[Saved entries]
"""

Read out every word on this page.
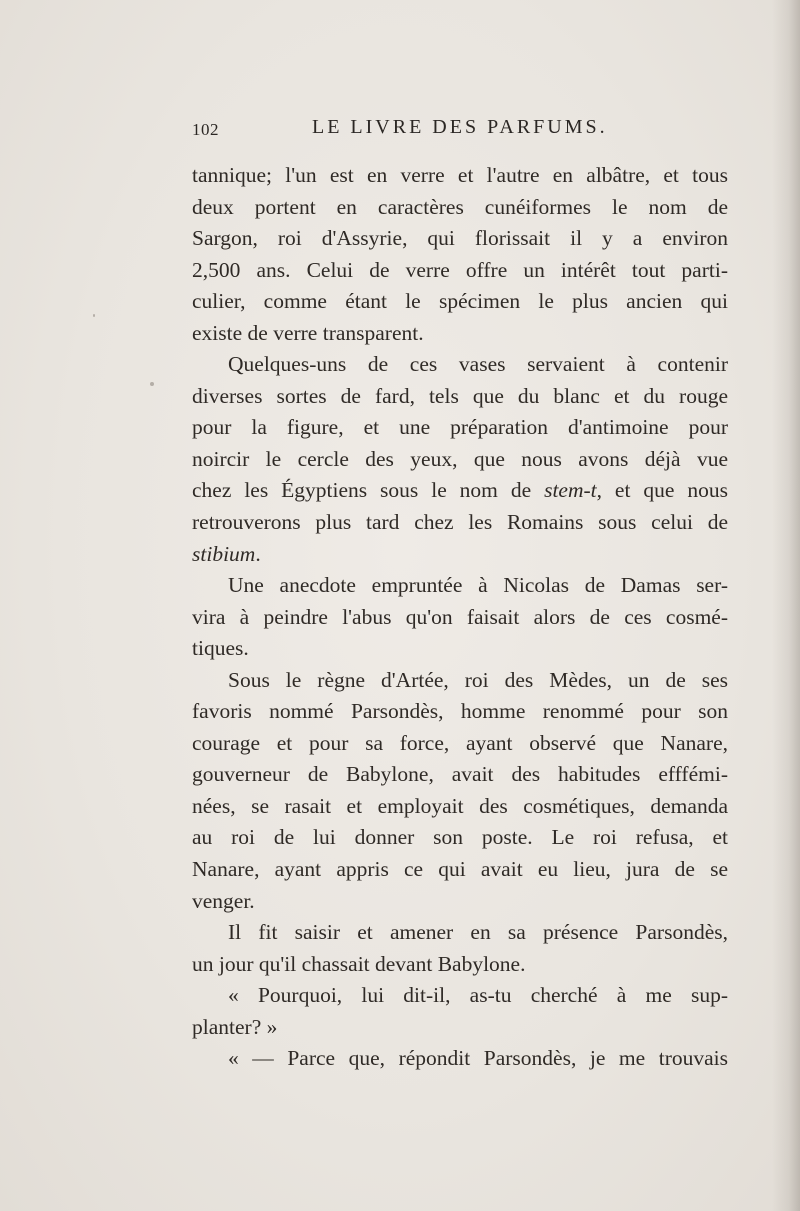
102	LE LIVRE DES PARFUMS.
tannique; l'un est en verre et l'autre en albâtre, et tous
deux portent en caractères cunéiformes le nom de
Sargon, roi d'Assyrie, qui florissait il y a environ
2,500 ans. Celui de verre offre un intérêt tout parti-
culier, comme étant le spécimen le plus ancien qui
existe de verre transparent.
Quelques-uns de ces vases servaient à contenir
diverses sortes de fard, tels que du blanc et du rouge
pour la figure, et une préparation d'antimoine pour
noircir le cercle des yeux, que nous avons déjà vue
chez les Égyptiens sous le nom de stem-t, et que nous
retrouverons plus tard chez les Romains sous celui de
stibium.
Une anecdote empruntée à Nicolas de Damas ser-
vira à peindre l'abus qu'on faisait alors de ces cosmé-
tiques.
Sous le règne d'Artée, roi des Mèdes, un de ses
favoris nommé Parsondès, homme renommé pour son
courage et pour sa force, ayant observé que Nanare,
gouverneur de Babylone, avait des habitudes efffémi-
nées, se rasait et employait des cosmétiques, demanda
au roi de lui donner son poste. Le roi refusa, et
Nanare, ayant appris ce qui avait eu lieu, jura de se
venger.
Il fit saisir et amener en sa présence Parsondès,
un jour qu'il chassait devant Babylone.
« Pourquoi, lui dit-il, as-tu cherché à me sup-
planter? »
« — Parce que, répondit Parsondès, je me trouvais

"""

▶ [PROBLEM DETAILS] Count how many lines above contain the word "plus". Reply with the number alone.

▶ [ANSWER TO THIS TASK] 2